Exercise prompt: Print, exactly and completely, every entry in the data.

┌─ Material for this exercise

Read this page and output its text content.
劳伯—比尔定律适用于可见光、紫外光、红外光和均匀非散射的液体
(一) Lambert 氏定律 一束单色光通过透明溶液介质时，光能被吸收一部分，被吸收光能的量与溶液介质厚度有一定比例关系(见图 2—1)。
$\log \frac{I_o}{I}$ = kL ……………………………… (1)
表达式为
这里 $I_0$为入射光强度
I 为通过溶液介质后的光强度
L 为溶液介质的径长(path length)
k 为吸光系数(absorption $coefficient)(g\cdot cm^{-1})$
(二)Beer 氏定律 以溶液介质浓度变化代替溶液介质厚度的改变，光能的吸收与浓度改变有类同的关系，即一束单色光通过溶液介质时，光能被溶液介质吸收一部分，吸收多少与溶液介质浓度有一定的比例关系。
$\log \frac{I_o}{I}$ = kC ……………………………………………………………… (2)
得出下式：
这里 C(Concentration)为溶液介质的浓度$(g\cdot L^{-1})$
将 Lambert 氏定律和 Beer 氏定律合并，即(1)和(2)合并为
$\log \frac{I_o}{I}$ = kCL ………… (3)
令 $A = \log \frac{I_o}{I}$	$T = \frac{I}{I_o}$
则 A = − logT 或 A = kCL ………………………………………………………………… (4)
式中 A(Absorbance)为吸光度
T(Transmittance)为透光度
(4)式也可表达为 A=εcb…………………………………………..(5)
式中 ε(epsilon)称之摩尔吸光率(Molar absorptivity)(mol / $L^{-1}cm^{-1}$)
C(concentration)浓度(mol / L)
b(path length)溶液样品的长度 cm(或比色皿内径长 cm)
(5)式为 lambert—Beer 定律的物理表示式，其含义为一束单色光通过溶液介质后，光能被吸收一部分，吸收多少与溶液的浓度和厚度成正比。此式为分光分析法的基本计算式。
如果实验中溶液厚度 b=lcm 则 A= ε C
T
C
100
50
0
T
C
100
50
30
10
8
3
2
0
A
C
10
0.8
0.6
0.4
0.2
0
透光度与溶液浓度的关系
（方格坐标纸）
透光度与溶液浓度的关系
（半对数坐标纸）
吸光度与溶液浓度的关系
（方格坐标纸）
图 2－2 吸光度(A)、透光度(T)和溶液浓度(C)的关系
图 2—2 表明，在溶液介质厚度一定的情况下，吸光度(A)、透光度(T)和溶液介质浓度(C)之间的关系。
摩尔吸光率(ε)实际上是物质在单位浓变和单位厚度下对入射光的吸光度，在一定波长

└─

Completed task:
Read this page and output its text content.
劳伯—比尔定律适用于可见光、紫外光、红外光和均匀非散射的液体
(一) Lambert 氏定律 一束单色光通过透明溶液介质时，光能被吸收一部分，被吸收光能的量与溶液介质厚度有一定比例关系(见图 2—1)。
$\log \frac{I_o}{I}$ = kL ……………………………… (1)
表达式为
这里 $I_0$为入射光强度
I 为通过溶液介质后的光强度
L 为溶液介质的径长(path length)
k 为吸光系数(absorption $coefficient)(g\cdot cm^{-1})$
(二)Beer 氏定律 以溶液介质浓度变化代替溶液介质厚度的改变，光能的吸收与浓度改变有类同的关系，即一束单色光通过溶液介质时，光能被溶液介质吸收一部分，吸收多少与溶液介质浓度有一定的比例关系。
$\log \frac{I_o}{I}$ = kC ……………………………………………………………… (2)
得出下式：
这里 C(Concentration)为溶液介质的浓度$(g\cdot L^{-1})$
将 Lambert 氏定律和 Beer 氏定律合并，即(1)和(2)合并为
$\log \frac{I_o}{I}$ = kCL ………… (3)
令 $A = \log \frac{I_o}{I}$	$T = \frac{I}{I_o}$
则 A = − logT 或 A = kCL ………………………………………………………………… (4)
式中 A(Absorbance)为吸光度
T(Transmittance)为透光度
(4)式也可表达为 A=εcb…………………………………………..(5)
式中 ε(epsilon)称之摩尔吸光率(Molar absorptivity)(mol / $L^{-1}cm^{-1}$)
C(concentration)浓度(mol / L)
b(path length)溶液样品的长度 cm(或比色皿内径长 cm)
(5)式为 lambert—Beer 定律的物理表示式，其含义为一束单色光通过溶液介质后，光能被吸收一部分，吸收多少与溶液的浓度和厚度成正比。此式为分光分析法的基本计算式。
如果实验中溶液厚度 b=lcm 则 A= ε C
T
C
100
50
0
T
C
100
50
30
10
8
3
2
0
A
C
10
0.8
0.6
0.4
0.2
0
透光度与溶液浓度的关系
（方格坐标纸）
透光度与溶液浓度的关系
（半对数坐标纸）
吸光度与溶液浓度的关系
（方格坐标纸）
图 2－2 吸光度(A)、透光度(T)和溶液浓度(C)的关系
图 2—2 表明，在溶液介质厚度一定的情况下，吸光度(A)、透光度(T)和溶液介质浓度(C)之间的关系。
摩尔吸光率(ε)实际上是物质在单位浓变和单位厚度下对入射光的吸光度，在一定波长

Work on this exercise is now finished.